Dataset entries
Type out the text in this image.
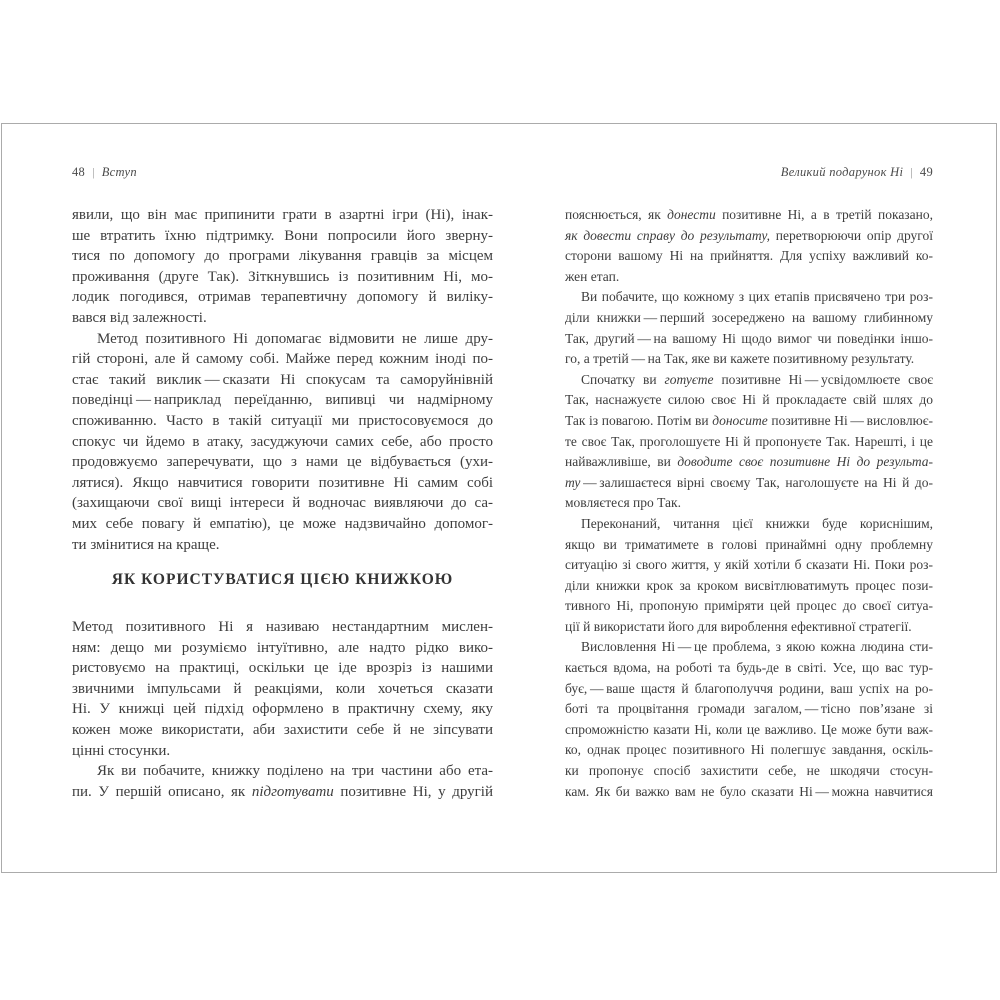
48 | Вступ	Великий подарунок Ні | 49
явили, що він має припинити грати в азартні ігри (Ні), інак-
ше втратить їхню підтримку. Вони попросили його зверну-
тися по допомогу до програми лікування гравців за місцем
проживання (друге Так). Зіткнувшись із позитивним Ні, мо-
лодик погодився, отримав терапевтичну допомогу й виліку-
вався від залежності.
Метод позитивного Ні допомагає відмовити не лише дру-
гій стороні, але й самому собі. Майже перед кожним іноді по-
стає такий виклик — сказати Ні спокусам та саморуйнівній
поведінці — наприклад переїданню, випивці чи надмірному
споживанню. Часто в такій ситуації ми пристосовуємося до
спокус чи йдемо в атаку, засуджуючи самих себе, або просто
продовжуємо заперечувати, що з нами це відбувається (ухи-
лятися). Якщо навчитися говорити позитивне Ні самим собі
(захищаючи свої вищі інтереси й водночас виявляючи до са-
мих себе повагу й емпатію), це може надзвичайно допомог-
ти змінитися на краще.
ЯК КОРИСТУВАТИСЯ ЦІЄЮ КНИЖКОЮ
Метод позитивного Ні я називаю нестандартним мислен-
ням: дещо ми розуміємо інтуїтивно, але надто рідко вико-
ристовуємо на практиці, оскільки це іде врозріз із нашими
звичними імпульсами й реакціями, коли хочеться сказати
Ні. У книжці цей підхід оформлено в практичну схему, яку
кожен може використати, аби захистити себе й не зіпсувати
цінні стосунки.
Як ви побачите, книжку поділено на три частини або ета-
пи. У першій описано, як підготувати позитивне Ні, у другій
пояснюється, як донести позитивне Ні, а в третій показано,
як довести справу до результату, перетворюючи опір другої
сторони вашому Ні на прийняття. Для успіху важливий ко-
жен етап.
Ви побачите, що кожному з цих етапів присвячено три роз-
діли книжки — перший зосереджено на вашому глибинному
Так, другий — на вашому Ні щодо вимог чи поведінки іншо-
го, а третій — на Так, яке ви кажете позитивному результату.
Спочатку ви готуєте позитивне Ні — усвідомлюєте своє
Так, наснажуєте силою своє Ні й прокладаєте свій шлях до
Так із повагою. Потім ви доносите позитивне Ні — висловлює-
те своє Так, проголошуєте Ні й пропонуєте Так. Нарешті, і це
найважливіше, ви доводите своє позитивне Ні до результа-
ту — залишаєтеся вірні своєму Так, наголошуєте на Ні й до-
мовляєтеся про Так.
Переконаний, читання цієї книжки буде кориснішим,
якщо ви триматимете в голові принаймні одну проблемну
ситуацію зі свого життя, у якій хотіли б сказати Ні. Поки роз-
діли книжки крок за кроком висвітлюватимуть процес пози-
тивного Ні, пропоную приміряти цей процес до своєї ситуа-
ції й використати його для вироблення ефективної стратегії.
Висловлення Ні — це проблема, з якою кожна людина сти-
кається вдома, на роботі та будь-де в світі. Усе, що вас тур-
бує, — ваше щастя й благополуччя родини, ваш успіх на ро-
боті та процвітання громади загалом, — тісно пов’язане зі
спроможністю казати Ні, коли це важливо. Це може бути важ-
ко, однак процес позитивного Ні полегшує завдання, оскіль-
ки пропонує спосіб захистити себе, не шкодячи стосун-
кам. Як би важко вам не було сказати Ні — можна навчитися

The task:
Pictures in the records above are left out; print everything else exactly as written.

Final answer:
Type out the text in this image.
48 | Вступ	Великий подарунок Ні | 49
явили, що він має припинити грати в азартні ігри (Ні), інак-
ше втратить їхню підтримку. Вони попросили його зверну-
тися по допомогу до програми лікування гравців за місцем
проживання (друге Так). Зіткнувшись із позитивним Ні, мо-
лодик погодився, отримав терапевтичну допомогу й виліку-
вався від залежності.
Метод позитивного Ні допомагає відмовити не лише дру-
гій стороні, але й самому собі. Майже перед кожним іноді по-
стає такий виклик — сказати Ні спокусам та саморуйнівній
поведінці — наприклад переїданню, випивці чи надмірному
споживанню. Часто в такій ситуації ми пристосовуємося до
спокус чи йдемо в атаку, засуджуючи самих себе, або просто
продовжуємо заперечувати, що з нами це відбувається (ухи-
лятися). Якщо навчитися говорити позитивне Ні самим собі
(захищаючи свої вищі інтереси й водночас виявляючи до са-
мих себе повагу й емпатію), це може надзвичайно допомог-
ти змінитися на краще.
ЯК КОРИСТУВАТИСЯ ЦІЄЮ КНИЖКОЮ
Метод позитивного Ні я називаю нестандартним мислен-
ням: дещо ми розуміємо інтуїтивно, але надто рідко вико-
ристовуємо на практиці, оскільки це іде врозріз із нашими
звичними імпульсами й реакціями, коли хочеться сказати
Ні. У книжці цей підхід оформлено в практичну схему, яку
кожен може використати, аби захистити себе й не зіпсувати
цінні стосунки.
Як ви побачите, книжку поділено на три частини або ета-
пи. У першій описано, як підготувати позитивне Ні, у другій
пояснюється, як донести позитивне Ні, а в третій показано,
як довести справу до результату, перетворюючи опір другої
сторони вашому Ні на прийняття. Для успіху важливий ко-
жен етап.
Ви побачите, що кожному з цих етапів присвячено три роз-
діли книжки — перший зосереджено на вашому глибинному
Так, другий — на вашому Ні щодо вимог чи поведінки іншо-
го, а третій — на Так, яке ви кажете позитивному результату.
Спочатку ви готуєте позитивне Ні — усвідомлюєте своє
Так, наснажуєте силою своє Ні й прокладаєте свій шлях до
Так із повагою. Потім ви доносите позитивне Ні — висловлює-
те своє Так, проголошуєте Ні й пропонуєте Так. Нарешті, і це
найважливіше, ви доводите своє позитивне Ні до результа-
ту — залишаєтеся вірні своєму Так, наголошуєте на Ні й до-
мовляєтеся про Так.
Переконаний, читання цієї книжки буде кориснішим,
якщо ви триматимете в голові принаймні одну проблемну
ситуацію зі свого життя, у якій хотіли б сказати Ні. Поки роз-
діли книжки крок за кроком висвітлюватимуть процес пози-
тивного Ні, пропоную приміряти цей процес до своєї ситуа-
ції й використати його для вироблення ефективної стратегії.
Висловлення Ні — це проблема, з якою кожна людина сти-
кається вдома, на роботі та будь-де в світі. Усе, що вас тур-
бує, — ваше щастя й благополуччя родини, ваш успіх на ро-
боті та процвітання громади загалом, — тісно пов’язане зі
спроможністю казати Ні, коли це важливо. Це може бути важ-
ко, однак процес позитивного Ні полегшує завдання, оскіль-
ки пропонує спосіб захистити себе, не шкодячи стосун-
кам. Як би важко вам не було сказати Ні — можна навчитися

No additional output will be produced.